**Given records**
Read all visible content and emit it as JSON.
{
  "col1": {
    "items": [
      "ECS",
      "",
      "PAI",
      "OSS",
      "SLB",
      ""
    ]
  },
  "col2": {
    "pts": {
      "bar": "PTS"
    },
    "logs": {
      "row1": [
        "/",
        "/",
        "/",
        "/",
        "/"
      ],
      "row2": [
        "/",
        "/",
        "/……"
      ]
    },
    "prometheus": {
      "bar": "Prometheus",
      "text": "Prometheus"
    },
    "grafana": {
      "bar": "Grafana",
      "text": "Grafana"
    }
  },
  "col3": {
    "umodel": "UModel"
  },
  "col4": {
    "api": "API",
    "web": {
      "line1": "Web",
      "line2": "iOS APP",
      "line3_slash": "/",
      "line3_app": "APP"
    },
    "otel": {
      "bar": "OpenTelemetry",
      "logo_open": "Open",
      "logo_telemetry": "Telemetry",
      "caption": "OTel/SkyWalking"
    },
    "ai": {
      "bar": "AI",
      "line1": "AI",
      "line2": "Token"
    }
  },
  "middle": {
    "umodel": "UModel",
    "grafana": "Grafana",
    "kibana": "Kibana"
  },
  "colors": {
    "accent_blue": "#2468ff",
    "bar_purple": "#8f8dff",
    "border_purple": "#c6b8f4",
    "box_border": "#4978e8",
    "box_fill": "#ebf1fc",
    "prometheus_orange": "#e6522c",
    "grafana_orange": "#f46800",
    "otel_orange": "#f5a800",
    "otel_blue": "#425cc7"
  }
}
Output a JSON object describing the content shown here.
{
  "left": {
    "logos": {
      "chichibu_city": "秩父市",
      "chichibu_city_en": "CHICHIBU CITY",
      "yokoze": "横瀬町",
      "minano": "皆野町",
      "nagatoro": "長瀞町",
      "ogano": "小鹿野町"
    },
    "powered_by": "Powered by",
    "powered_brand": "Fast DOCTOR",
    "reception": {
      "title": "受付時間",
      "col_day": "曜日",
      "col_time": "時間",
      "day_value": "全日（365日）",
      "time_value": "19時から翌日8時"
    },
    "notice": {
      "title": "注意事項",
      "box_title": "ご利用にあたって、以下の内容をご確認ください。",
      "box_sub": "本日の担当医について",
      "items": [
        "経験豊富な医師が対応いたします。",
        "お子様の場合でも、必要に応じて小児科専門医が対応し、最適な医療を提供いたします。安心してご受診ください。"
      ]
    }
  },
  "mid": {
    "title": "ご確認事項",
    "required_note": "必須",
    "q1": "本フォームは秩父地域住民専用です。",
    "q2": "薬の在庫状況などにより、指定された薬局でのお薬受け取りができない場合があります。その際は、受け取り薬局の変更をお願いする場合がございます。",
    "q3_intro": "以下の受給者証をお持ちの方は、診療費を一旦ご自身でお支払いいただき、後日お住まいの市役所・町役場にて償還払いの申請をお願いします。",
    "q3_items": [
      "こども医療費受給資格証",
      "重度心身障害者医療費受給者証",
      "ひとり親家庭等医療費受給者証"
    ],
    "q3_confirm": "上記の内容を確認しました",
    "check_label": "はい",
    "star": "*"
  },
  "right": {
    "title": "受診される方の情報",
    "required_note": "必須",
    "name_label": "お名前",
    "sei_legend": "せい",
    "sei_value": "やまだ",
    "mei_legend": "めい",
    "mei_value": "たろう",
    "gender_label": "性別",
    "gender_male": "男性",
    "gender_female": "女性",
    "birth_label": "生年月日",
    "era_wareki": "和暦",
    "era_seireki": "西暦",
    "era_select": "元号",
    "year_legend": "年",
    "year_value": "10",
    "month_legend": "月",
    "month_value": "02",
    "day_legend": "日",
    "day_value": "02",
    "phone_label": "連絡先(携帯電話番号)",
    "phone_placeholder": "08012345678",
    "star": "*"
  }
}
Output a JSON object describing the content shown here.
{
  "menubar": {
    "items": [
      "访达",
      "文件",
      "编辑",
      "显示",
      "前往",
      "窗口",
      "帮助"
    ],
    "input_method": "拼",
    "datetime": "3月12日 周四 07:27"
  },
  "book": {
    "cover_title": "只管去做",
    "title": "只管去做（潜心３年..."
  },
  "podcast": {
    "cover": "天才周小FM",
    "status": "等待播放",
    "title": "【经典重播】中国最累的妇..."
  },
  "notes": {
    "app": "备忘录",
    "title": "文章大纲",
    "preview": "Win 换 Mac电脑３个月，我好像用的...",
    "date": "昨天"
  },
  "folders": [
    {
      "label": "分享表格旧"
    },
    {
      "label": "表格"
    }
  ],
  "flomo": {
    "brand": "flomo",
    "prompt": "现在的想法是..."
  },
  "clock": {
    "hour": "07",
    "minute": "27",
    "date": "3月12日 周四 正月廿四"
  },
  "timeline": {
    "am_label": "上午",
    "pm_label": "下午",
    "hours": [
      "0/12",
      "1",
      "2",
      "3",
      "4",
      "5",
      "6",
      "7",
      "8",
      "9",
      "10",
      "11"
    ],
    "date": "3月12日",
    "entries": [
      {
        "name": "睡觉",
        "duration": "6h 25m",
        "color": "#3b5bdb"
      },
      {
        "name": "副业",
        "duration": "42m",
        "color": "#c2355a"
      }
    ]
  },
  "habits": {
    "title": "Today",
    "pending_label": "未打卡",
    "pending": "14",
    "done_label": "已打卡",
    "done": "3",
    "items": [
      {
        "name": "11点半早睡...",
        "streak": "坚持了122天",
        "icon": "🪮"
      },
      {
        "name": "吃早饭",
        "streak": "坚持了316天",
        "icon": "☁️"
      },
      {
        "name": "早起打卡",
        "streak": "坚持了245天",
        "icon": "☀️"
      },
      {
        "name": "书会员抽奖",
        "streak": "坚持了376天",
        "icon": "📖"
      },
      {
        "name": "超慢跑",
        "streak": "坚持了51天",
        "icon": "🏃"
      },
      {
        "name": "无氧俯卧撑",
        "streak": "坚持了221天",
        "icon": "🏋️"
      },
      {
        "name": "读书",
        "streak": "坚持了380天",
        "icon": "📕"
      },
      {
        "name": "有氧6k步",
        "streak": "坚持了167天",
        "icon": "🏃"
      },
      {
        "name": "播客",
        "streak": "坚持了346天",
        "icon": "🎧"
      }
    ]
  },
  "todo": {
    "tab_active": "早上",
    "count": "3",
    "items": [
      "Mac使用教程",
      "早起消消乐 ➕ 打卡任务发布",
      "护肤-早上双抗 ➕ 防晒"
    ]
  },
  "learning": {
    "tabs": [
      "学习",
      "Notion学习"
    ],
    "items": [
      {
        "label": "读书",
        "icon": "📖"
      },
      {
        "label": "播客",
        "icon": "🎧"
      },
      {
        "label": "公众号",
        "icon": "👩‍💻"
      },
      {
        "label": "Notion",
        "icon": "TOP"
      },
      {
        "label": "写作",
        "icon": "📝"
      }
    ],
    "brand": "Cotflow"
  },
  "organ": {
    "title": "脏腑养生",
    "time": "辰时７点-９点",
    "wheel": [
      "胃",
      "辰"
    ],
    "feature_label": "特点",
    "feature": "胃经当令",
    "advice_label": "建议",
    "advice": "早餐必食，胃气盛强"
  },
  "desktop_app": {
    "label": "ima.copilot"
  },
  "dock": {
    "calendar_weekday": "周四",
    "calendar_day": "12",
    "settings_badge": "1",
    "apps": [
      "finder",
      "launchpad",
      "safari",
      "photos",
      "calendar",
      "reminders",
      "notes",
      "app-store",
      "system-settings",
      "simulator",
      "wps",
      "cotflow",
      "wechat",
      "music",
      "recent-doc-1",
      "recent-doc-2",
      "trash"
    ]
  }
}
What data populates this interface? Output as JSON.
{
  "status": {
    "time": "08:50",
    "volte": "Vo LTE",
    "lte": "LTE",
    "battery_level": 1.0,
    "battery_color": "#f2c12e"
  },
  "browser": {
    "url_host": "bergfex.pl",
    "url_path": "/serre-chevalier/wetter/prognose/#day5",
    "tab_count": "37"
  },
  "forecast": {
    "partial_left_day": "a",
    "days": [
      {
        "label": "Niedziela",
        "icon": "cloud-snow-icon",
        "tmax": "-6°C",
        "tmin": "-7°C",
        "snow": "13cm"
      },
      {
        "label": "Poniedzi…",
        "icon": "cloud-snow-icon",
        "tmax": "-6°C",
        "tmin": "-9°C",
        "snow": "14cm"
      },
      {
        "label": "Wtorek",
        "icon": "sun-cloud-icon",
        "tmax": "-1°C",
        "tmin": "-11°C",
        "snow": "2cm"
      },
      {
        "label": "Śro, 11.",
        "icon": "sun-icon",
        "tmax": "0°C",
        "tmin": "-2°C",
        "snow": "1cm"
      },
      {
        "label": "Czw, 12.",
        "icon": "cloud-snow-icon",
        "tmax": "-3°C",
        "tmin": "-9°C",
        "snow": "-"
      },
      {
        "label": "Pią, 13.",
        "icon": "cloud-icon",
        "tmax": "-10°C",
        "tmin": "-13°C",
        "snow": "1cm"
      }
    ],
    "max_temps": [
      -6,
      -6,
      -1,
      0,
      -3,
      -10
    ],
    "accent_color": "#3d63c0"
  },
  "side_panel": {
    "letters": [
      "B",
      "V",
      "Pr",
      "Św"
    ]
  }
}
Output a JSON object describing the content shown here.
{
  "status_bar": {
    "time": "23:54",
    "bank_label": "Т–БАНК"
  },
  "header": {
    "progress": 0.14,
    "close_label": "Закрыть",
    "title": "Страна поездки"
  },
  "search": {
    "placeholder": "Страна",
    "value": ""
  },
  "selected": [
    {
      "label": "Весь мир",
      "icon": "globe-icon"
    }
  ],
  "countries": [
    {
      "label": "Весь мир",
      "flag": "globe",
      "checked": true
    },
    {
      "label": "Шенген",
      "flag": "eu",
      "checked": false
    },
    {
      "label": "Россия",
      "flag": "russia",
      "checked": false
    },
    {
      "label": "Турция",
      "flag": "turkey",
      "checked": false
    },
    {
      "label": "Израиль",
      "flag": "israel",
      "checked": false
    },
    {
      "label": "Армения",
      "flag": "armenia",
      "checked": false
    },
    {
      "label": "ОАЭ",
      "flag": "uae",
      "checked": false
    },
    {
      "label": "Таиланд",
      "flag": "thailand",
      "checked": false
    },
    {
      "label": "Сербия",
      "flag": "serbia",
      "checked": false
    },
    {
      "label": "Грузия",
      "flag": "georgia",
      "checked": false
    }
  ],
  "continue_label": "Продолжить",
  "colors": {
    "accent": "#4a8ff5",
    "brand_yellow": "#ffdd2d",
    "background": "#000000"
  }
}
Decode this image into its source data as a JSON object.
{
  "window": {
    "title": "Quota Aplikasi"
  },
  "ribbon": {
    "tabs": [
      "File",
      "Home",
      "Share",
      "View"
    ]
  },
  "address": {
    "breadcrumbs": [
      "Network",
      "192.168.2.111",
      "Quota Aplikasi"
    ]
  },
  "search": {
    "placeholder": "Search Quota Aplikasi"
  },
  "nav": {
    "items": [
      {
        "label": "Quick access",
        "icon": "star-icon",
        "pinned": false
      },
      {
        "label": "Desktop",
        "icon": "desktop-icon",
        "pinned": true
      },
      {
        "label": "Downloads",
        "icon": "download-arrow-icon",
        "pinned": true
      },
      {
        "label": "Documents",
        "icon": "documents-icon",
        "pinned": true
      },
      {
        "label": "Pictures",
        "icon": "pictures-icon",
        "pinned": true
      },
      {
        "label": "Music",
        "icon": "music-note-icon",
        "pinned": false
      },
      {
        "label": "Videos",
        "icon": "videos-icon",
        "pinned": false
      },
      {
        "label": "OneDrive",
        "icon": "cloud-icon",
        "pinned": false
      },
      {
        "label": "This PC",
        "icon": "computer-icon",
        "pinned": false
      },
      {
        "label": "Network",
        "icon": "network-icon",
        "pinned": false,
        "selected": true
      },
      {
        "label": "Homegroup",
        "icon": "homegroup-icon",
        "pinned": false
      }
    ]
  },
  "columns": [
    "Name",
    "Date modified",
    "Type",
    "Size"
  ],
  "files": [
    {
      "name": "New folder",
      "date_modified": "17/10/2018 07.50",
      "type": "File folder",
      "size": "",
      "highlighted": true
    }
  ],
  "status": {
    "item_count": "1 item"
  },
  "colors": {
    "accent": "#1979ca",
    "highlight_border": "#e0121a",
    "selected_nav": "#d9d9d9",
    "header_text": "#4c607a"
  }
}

**Objective**
Find the lines with the string "Aplikasi" and reproduce them.

**Output for this exercise**
    "title": "Quota Aplikasi"
      "Quota Aplikasi"
    "placeholder": "Search Quota Aplikasi"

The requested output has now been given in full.